Stored data entries:
* * *

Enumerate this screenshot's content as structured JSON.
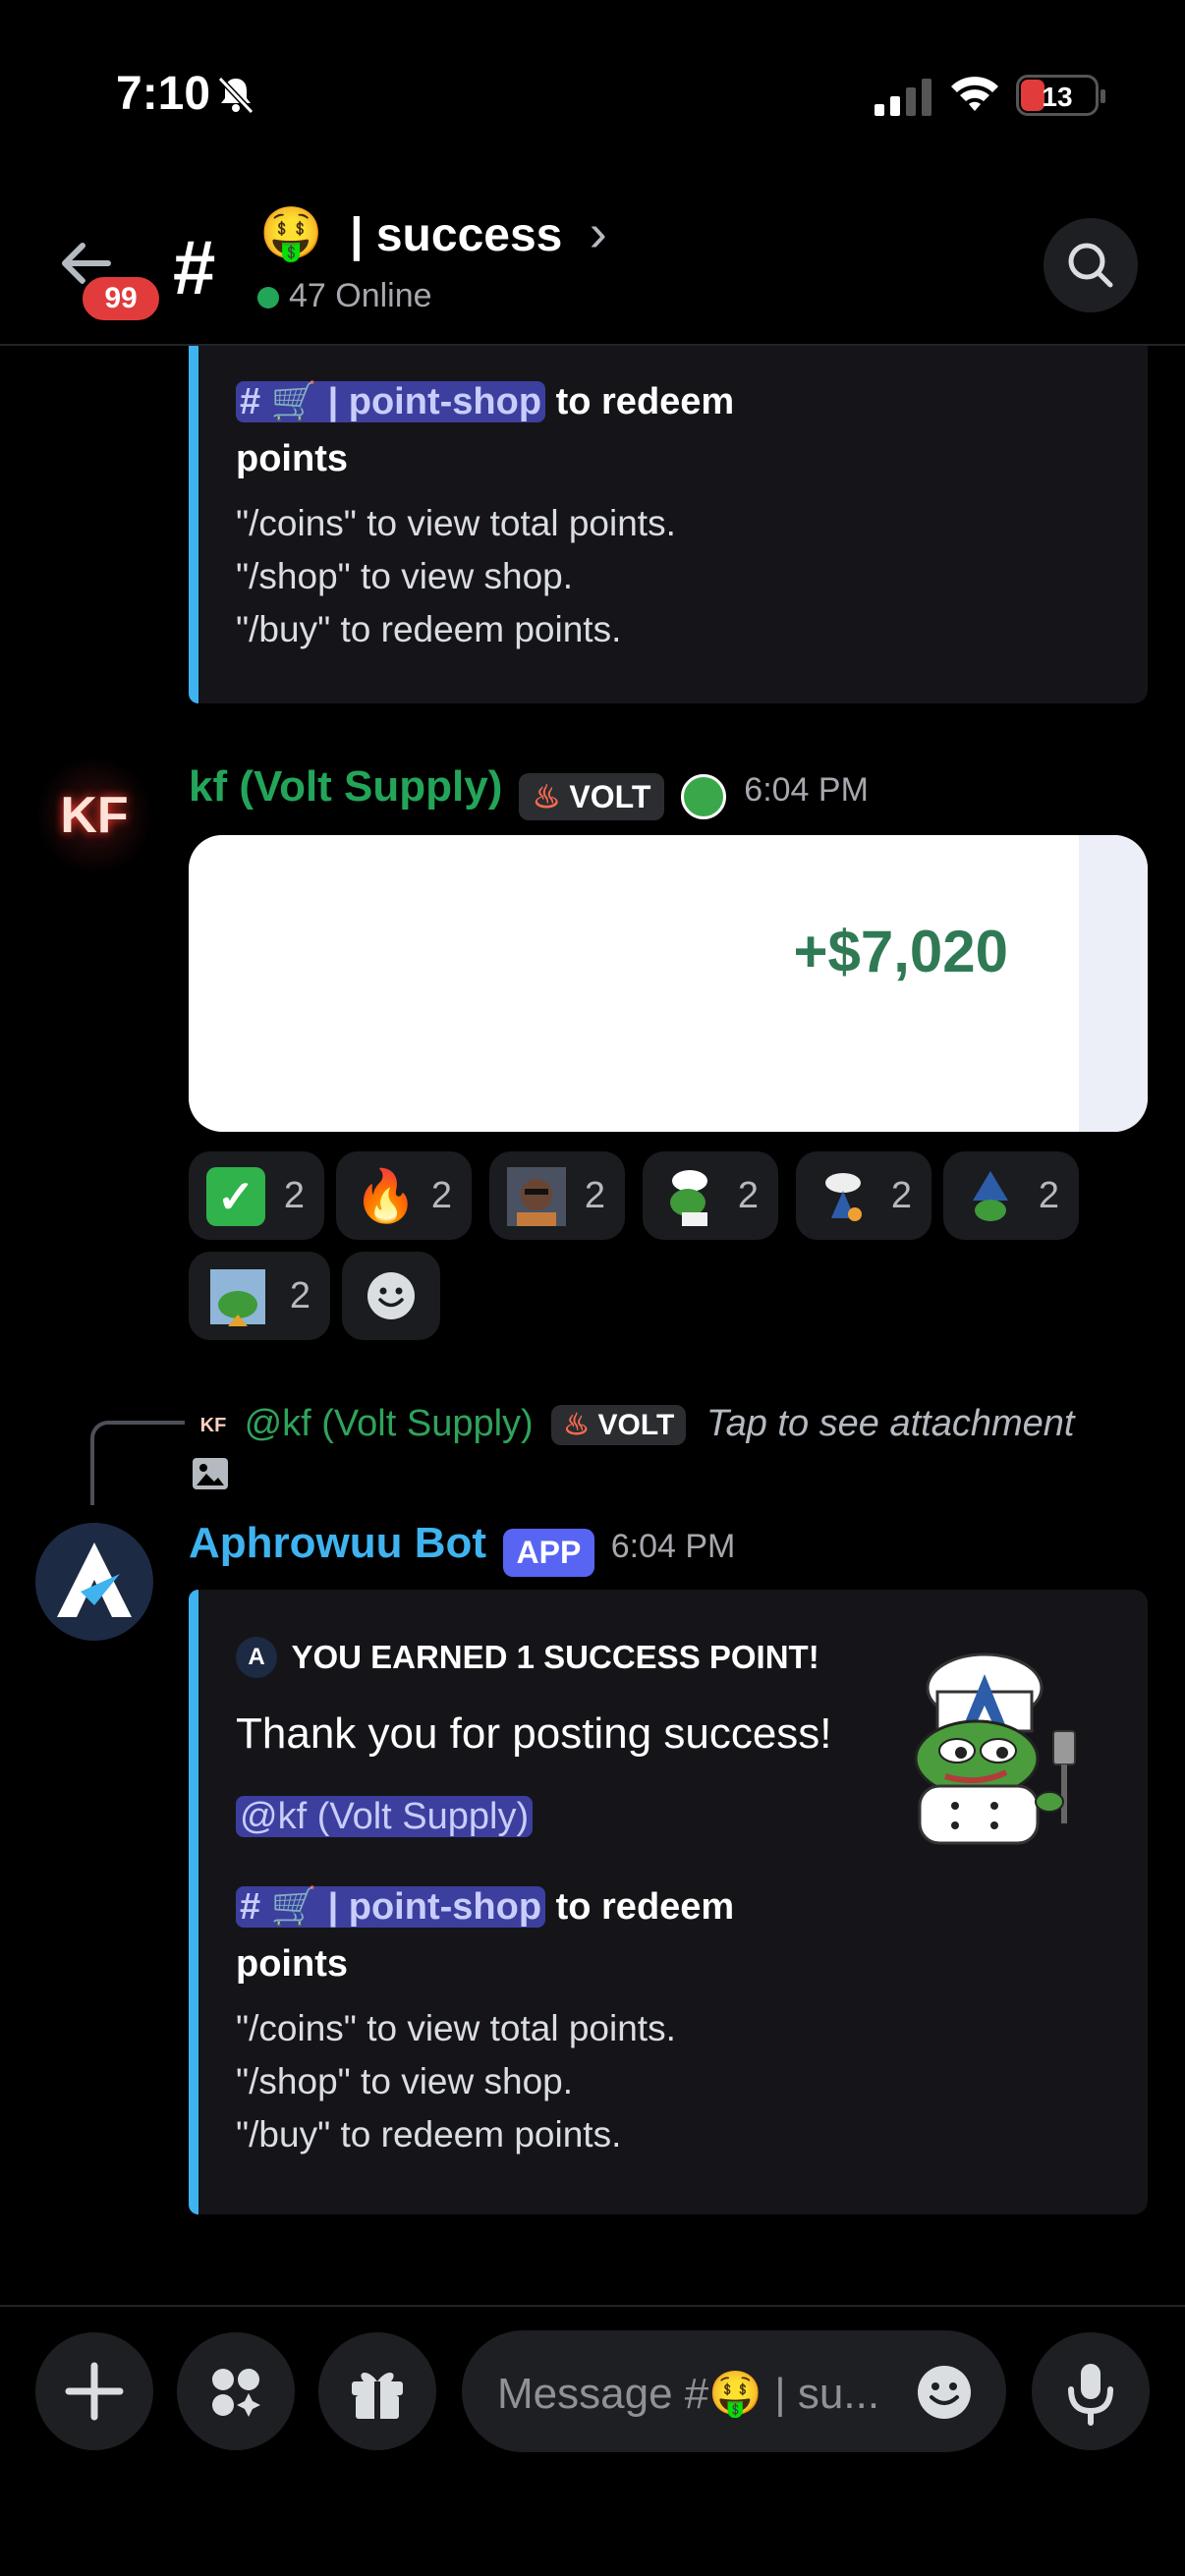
{
  "status_bar": {
    "time": "7:10",
    "battery": "13"
  },
  "header": {
    "unread_badge": "99",
    "channel_emoji": "🤑",
    "channel_name": "| success",
    "chevron": "›",
    "online_text": "47 Online"
  },
  "top_embed": {
    "channel_mention": "# 🛒 | point-shop",
    "redeem_text_1": "to redeem",
    "redeem_text_2": "points",
    "cmd_1": "\"/coins\" to view total points.",
    "cmd_2": "\"/shop\" to view shop.",
    "cmd_3": "\"/buy\" to redeem points."
  },
  "message_kf": {
    "avatar_text": "KF",
    "author": "kf (Volt Supply)",
    "tag": "VOLT",
    "time": "6:04 PM",
    "image_amount": "+$7,020",
    "reactions": [
      {
        "emoji": "✅",
        "count": "2"
      },
      {
        "emoji": "🔥",
        "count": "2"
      },
      {
        "emoji": "face",
        "count": "2"
      },
      {
        "emoji": "chef-frog",
        "count": "2"
      },
      {
        "emoji": "chef-a",
        "count": "2"
      },
      {
        "emoji": "frog-a",
        "count": "2"
      },
      {
        "emoji": "frog-sign",
        "count": "2"
      }
    ]
  },
  "reply": {
    "author_mention": "@kf (Volt Supply)",
    "tag": "VOLT",
    "attachment_text": "Tap to see attachment"
  },
  "message_bot": {
    "author": "Aphrowuu Bot",
    "app_badge": "APP",
    "time": "6:04 PM",
    "embed_author": "YOU EARNED 1 SUCCESS POINT!",
    "thank_you": "Thank you for posting success!",
    "user_mention": "@kf (Volt Supply)",
    "channel_mention": "# 🛒 | point-shop",
    "redeem_text_1": "to redeem",
    "redeem_text_2": "points",
    "cmd_1": "\"/coins\" to view total points.",
    "cmd_2": "\"/shop\" to view shop.",
    "cmd_3": "\"/buy\" to redeem points."
  },
  "composer": {
    "placeholder": "Message #🤑 | su..."
  },
  "colors": {
    "accent_blue": "#3fb3f0",
    "green": "#23a559",
    "badge_red": "#e23b3b",
    "app_badge": "#5865f2"
  }
}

* * *

• _Problem to solve_:
Go through the entries above and output them exactly, without pictures.

• _Exercise answer_:
Enumerate this screenshot's content as structured JSON.
{
  "status_bar": {
    "time": "7:10",
    "battery": "13"
  },
  "header": {
    "unread_badge": "99",
    "channel_emoji": "🤑",
    "channel_name": "| success",
    "chevron": "›",
    "online_text": "47 Online"
  },
  "top_embed": {
    "channel_mention": "# 🛒 | point-shop",
    "redeem_text_1": "to redeem",
    "redeem_text_2": "points",
    "cmd_1": "\"/coins\" to view total points.",
    "cmd_2": "\"/shop\" to view shop.",
    "cmd_3": "\"/buy\" to redeem points."
  },
  "message_kf": {
    "avatar_text": "KF",
    "author": "kf (Volt Supply)",
    "tag": "VOLT",
    "time": "6:04 PM",
    "image_amount": "+$7,020",
    "reactions": [
      {
        "emoji": "✅",
        "count": "2"
      },
      {
        "emoji": "🔥",
        "count": "2"
      },
      {
        "emoji": "face",
        "count": "2"
      },
      {
        "emoji": "chef-frog",
        "count": "2"
      },
      {
        "emoji": "chef-a",
        "count": "2"
      },
      {
        "emoji": "frog-a",
        "count": "2"
      },
      {
        "emoji": "frog-sign",
        "count": "2"
      }
    ]
  },
  "reply": {
    "author_mention": "@kf (Volt Supply)",
    "tag": "VOLT",
    "attachment_text": "Tap to see attachment"
  },
  "message_bot": {
    "author": "Aphrowuu Bot",
    "app_badge": "APP",
    "time": "6:04 PM",
    "embed_author": "YOU EARNED 1 SUCCESS POINT!",
    "thank_you": "Thank you for posting success!",
    "user_mention": "@kf (Volt Supply)",
    "channel_mention": "# 🛒 | point-shop",
    "redeem_text_1": "to redeem",
    "redeem_text_2": "points",
    "cmd_1": "\"/coins\" to view total points.",
    "cmd_2": "\"/shop\" to view shop.",
    "cmd_3": "\"/buy\" to redeem points."
  },
  "composer": {
    "placeholder": "Message #🤑 | su..."
  },
  "colors": {
    "accent_blue": "#3fb3f0",
    "green": "#23a559",
    "badge_red": "#e23b3b",
    "app_badge": "#5865f2"
  }
}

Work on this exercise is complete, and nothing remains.